== RECORDS TO USE
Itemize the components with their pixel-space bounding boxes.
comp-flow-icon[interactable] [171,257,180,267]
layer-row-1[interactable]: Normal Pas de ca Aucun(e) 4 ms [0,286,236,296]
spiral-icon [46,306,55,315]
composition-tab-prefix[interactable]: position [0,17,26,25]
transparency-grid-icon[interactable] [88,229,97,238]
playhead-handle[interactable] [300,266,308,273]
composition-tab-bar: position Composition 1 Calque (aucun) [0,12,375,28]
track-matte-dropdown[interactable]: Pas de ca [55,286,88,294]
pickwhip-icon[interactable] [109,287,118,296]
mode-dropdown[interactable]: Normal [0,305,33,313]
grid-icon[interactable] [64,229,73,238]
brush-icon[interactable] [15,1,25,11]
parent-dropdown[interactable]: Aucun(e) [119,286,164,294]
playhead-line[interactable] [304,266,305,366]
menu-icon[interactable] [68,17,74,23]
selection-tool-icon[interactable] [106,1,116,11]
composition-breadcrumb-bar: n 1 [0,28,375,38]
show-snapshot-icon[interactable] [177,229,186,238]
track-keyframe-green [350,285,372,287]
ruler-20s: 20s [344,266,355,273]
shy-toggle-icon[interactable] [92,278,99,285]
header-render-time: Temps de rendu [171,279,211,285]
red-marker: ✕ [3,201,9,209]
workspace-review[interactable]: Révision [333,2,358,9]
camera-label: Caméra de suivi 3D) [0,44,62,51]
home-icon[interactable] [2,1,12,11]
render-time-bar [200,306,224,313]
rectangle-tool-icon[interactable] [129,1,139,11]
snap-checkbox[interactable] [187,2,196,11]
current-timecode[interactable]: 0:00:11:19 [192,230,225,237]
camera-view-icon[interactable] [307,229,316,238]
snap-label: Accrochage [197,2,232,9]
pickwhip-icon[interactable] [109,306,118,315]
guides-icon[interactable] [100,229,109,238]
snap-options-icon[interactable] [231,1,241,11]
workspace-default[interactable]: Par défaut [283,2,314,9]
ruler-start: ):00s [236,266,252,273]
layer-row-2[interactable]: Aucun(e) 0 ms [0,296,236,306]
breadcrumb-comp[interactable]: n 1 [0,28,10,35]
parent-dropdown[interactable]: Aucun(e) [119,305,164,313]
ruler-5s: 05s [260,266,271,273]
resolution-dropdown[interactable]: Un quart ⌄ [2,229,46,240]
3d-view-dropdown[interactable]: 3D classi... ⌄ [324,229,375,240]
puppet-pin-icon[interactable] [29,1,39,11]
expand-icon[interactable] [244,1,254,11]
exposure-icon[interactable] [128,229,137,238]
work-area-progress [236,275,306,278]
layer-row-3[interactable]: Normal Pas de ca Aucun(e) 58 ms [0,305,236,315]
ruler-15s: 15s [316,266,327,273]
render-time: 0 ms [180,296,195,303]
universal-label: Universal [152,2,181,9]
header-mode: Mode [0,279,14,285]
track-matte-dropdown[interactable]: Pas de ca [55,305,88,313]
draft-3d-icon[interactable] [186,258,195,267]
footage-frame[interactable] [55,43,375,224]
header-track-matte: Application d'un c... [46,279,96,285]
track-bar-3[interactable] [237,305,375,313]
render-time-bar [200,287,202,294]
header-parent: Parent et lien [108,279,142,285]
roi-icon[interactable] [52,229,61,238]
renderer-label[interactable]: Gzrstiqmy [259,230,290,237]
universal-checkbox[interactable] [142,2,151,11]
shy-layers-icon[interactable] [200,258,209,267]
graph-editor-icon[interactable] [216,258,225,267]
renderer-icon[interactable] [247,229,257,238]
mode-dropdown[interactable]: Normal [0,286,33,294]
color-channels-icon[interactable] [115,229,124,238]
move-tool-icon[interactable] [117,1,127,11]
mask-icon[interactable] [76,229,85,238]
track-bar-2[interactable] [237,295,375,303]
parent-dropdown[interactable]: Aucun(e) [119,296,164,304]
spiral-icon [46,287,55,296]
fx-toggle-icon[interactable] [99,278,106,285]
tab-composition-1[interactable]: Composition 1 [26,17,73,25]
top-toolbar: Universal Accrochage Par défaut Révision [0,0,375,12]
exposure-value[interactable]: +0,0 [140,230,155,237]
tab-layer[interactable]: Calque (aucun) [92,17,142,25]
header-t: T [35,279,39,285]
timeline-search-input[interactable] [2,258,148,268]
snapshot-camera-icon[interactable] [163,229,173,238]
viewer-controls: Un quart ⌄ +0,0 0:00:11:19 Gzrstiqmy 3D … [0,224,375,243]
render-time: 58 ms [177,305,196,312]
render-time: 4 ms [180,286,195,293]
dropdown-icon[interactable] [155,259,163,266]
====
_STATED PROBLEM:_ Reproduce verbatim the entries from the first line through the line containing "composition-breadcrumb-bar: n 1 [0,28,375,38]", including both end lines.

_RESPONSE TO THIS TASK:_
Itemize the components with their pixel-space bounding boxes.
comp-flow-icon[interactable] [171,257,180,267]
layer-row-1[interactable]: Normal Pas de ca Aucun(e) 4 ms [0,286,236,296]
spiral-icon [46,306,55,315]
composition-tab-prefix[interactable]: position [0,17,26,25]
transparency-grid-icon[interactable] [88,229,97,238]
playhead-handle[interactable] [300,266,308,273]
composition-tab-bar: position Composition 1 Calque (aucun) [0,12,375,28]
track-matte-dropdown[interactable]: Pas de ca [55,286,88,294]
pickwhip-icon[interactable] [109,287,118,296]
mode-dropdown[interactable]: Normal [0,305,33,313]
grid-icon[interactable] [64,229,73,238]
brush-icon[interactable] [15,1,25,11]
parent-dropdown[interactable]: Aucun(e) [119,286,164,294]
playhead-line[interactable] [304,266,305,366]
menu-icon[interactable] [68,17,74,23]
selection-tool-icon[interactable] [106,1,116,11]
composition-breadcrumb-bar: n 1 [0,28,375,38]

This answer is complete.